Requirements:
Gather, from the data below, each line in which the word "weight" occurs.

— start of Data extract —

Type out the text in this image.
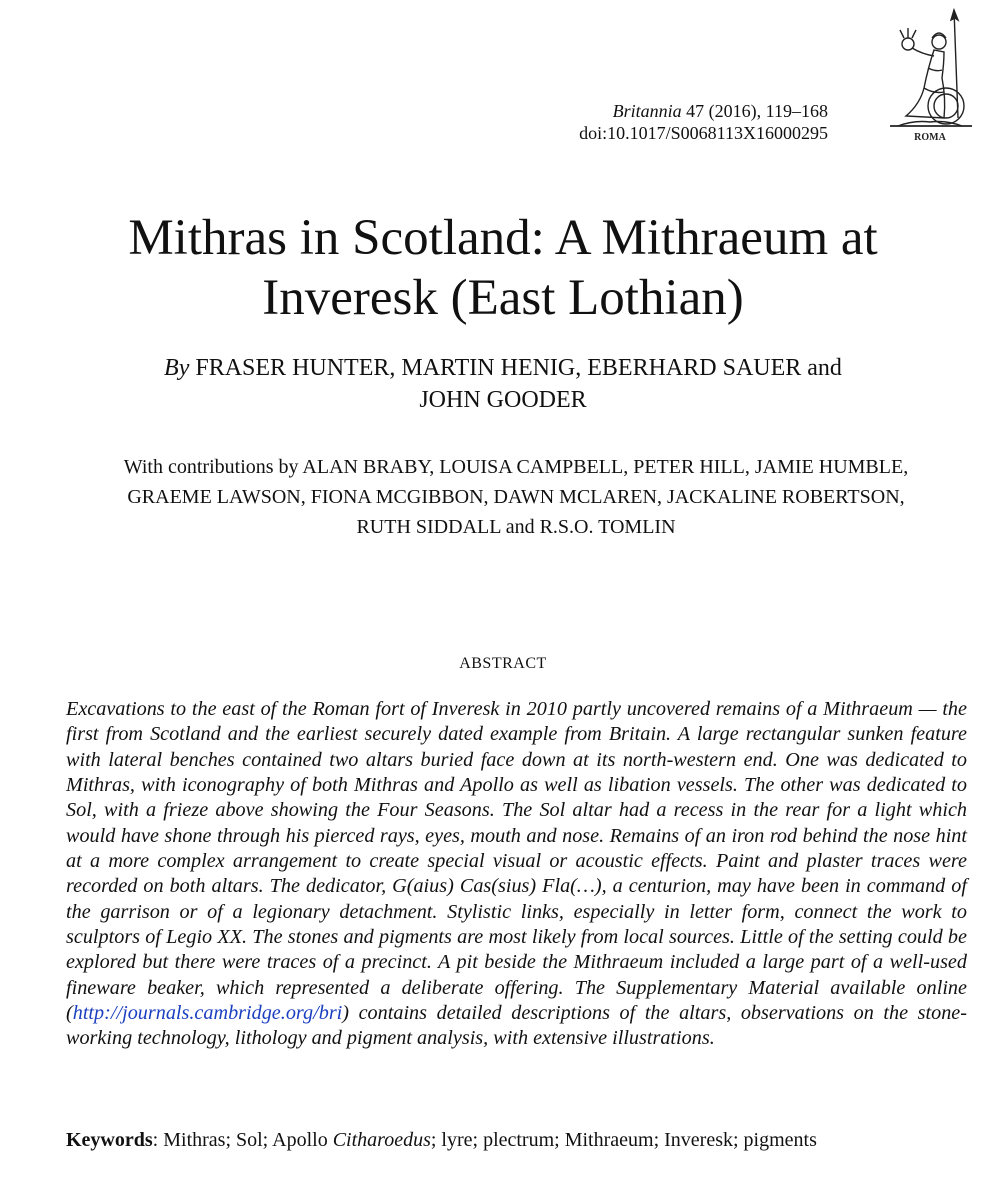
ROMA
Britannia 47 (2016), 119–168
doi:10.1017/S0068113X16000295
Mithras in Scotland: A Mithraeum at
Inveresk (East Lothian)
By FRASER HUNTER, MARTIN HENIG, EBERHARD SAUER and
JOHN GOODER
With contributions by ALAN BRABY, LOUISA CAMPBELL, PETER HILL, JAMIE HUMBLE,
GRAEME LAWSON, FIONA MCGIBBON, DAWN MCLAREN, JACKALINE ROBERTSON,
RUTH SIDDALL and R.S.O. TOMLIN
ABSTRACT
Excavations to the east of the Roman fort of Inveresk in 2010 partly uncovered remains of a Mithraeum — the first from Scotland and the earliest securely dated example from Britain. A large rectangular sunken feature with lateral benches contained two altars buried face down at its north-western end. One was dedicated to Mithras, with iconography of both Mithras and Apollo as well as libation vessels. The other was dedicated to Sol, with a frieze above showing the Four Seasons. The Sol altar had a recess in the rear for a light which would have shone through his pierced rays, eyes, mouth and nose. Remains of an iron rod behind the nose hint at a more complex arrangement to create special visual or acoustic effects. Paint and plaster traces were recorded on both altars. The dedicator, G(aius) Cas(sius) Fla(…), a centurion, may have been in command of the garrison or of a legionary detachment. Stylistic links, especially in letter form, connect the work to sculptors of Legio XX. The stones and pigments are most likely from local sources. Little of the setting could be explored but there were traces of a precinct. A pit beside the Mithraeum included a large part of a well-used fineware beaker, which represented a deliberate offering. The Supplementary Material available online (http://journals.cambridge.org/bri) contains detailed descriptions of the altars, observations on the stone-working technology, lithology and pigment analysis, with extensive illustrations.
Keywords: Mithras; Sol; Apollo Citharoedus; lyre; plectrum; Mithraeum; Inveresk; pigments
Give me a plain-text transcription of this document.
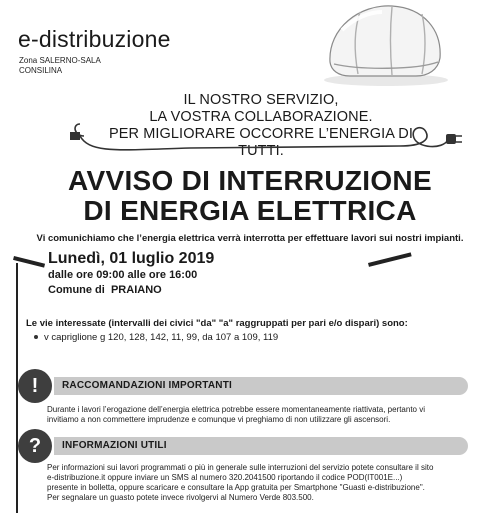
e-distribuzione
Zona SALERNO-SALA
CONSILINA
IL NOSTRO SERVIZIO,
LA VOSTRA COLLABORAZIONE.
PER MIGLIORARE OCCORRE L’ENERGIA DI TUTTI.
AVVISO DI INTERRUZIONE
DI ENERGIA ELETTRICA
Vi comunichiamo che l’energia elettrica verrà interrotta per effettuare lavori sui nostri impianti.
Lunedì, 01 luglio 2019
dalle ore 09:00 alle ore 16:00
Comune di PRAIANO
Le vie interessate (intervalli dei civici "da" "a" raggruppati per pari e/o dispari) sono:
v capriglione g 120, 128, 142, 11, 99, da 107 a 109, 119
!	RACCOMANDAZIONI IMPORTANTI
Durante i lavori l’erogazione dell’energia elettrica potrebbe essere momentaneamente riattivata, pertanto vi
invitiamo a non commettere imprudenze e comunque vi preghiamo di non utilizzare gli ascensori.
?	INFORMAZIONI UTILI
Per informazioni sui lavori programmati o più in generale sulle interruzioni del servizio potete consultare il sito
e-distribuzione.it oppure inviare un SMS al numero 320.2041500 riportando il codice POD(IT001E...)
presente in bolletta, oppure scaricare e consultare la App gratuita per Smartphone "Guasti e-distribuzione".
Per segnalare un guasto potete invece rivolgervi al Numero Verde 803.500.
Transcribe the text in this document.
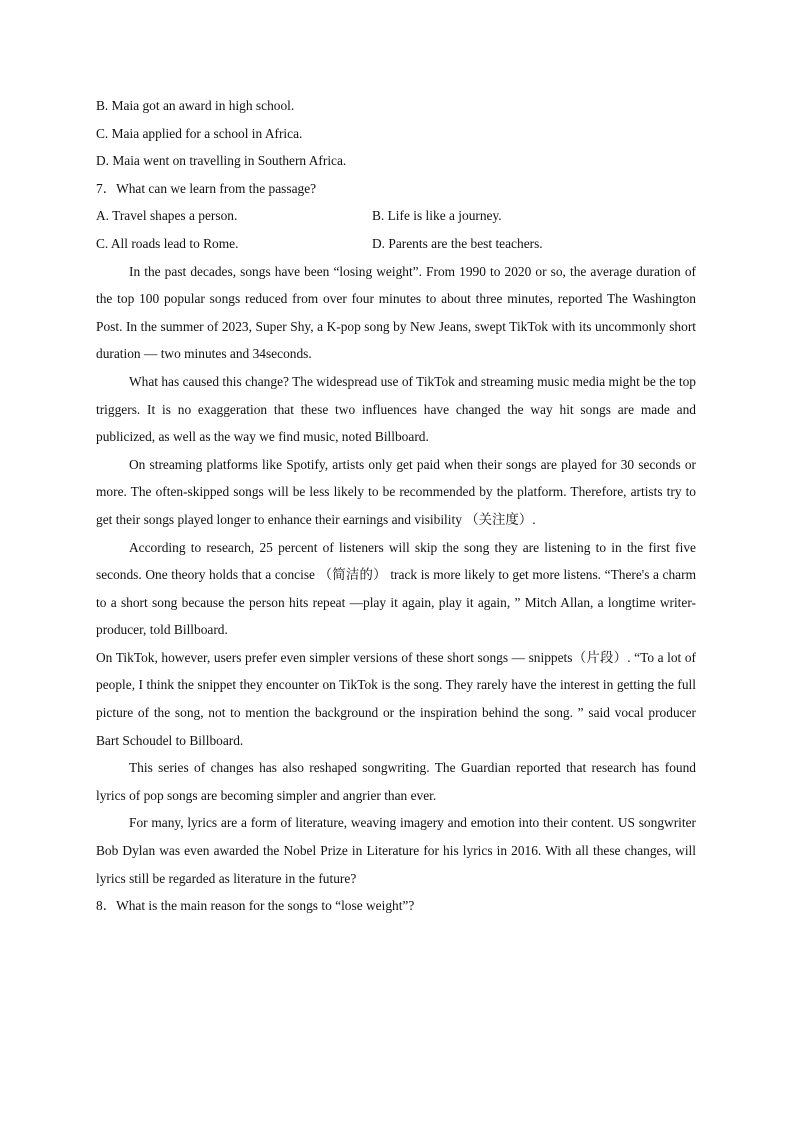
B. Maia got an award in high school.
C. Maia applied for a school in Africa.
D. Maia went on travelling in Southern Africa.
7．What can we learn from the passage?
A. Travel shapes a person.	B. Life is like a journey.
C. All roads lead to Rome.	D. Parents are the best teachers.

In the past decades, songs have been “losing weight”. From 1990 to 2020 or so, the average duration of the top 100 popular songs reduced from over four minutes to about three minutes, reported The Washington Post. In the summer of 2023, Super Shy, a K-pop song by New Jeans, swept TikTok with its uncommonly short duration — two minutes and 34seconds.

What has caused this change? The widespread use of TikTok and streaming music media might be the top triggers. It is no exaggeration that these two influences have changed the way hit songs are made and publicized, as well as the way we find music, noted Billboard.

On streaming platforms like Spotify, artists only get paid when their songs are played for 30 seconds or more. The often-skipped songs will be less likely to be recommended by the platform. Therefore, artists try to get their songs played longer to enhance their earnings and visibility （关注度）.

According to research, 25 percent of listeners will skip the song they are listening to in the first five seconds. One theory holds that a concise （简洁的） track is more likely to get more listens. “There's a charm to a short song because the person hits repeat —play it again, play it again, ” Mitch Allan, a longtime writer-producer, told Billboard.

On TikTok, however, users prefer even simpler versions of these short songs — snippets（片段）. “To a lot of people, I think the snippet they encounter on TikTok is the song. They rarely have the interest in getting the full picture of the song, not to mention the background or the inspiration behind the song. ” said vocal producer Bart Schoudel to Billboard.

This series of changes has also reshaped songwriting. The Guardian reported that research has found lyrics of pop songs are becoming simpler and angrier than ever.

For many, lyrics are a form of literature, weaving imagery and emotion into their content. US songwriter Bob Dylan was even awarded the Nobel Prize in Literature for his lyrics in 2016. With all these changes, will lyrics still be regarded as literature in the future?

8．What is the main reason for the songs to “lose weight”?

— end of Data extract —

Reply to the exercise:
In the past decades, songs have been “losing weight”. From 1990 to 2020 or so, the average duration of the top 100 popular songs reduced from over four minutes to about three minutes, reported The Washington Post. In the summer of 2023, Super Shy, a K-pop song by New Jeans, swept TikTok with its uncommonly short duration — two minutes and 34seconds.
8．What is the main reason for the songs to “lose weight”?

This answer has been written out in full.